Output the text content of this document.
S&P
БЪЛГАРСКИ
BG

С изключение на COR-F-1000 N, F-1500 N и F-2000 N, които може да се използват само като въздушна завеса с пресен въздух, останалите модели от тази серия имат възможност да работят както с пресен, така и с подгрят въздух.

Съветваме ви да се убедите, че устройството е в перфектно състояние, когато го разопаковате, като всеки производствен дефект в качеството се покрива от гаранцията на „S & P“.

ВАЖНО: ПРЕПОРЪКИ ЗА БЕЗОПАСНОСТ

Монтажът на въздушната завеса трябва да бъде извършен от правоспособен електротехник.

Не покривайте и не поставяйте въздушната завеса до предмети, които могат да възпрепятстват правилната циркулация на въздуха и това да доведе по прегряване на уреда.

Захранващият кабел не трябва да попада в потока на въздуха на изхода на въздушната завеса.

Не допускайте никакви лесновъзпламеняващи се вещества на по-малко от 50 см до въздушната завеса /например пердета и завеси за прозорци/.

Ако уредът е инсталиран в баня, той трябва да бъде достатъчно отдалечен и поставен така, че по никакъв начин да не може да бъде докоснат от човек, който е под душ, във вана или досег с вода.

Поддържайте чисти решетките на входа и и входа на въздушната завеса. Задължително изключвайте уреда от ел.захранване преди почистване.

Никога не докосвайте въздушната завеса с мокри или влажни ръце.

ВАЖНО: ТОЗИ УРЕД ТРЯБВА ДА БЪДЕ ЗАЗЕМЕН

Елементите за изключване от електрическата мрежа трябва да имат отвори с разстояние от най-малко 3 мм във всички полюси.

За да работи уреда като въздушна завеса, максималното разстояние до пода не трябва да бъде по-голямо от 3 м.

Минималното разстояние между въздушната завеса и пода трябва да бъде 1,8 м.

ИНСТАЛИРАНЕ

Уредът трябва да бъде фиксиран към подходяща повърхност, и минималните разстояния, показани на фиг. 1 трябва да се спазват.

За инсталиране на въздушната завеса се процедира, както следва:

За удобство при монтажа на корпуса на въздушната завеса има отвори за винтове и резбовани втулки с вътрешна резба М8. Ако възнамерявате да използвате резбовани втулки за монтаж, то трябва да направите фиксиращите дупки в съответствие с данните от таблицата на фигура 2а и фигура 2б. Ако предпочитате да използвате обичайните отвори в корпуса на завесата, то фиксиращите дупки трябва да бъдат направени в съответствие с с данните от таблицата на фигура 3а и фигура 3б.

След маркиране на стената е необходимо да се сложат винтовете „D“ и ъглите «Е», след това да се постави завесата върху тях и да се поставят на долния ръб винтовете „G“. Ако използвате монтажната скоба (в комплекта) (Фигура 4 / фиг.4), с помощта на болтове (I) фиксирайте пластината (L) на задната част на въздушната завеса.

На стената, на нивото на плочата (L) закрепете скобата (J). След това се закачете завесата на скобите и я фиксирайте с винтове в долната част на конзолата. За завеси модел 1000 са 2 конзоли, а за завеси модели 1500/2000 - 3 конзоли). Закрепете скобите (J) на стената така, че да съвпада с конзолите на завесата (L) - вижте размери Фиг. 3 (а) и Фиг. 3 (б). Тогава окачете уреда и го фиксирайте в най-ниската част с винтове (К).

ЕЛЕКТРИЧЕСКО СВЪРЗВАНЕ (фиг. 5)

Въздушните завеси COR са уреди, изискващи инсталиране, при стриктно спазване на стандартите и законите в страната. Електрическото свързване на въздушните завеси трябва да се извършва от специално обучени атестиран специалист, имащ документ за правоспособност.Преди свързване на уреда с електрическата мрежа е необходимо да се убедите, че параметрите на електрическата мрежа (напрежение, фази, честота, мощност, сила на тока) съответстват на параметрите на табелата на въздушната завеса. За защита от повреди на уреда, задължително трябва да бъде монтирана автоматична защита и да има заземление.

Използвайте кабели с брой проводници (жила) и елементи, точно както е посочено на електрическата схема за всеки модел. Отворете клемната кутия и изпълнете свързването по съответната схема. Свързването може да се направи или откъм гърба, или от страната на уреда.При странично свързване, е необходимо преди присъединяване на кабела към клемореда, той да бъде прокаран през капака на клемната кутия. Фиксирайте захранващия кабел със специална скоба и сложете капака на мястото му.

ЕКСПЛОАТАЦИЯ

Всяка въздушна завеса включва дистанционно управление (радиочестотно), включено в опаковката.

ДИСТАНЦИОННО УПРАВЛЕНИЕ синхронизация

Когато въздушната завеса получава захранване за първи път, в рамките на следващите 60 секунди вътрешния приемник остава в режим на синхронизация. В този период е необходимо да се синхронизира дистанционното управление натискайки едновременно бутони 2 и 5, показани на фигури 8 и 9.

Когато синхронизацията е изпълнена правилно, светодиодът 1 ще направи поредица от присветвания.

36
*****
- **What needs to be done**:
Write only the number of lines in the records that include the word "които".

- **Complete response**:
2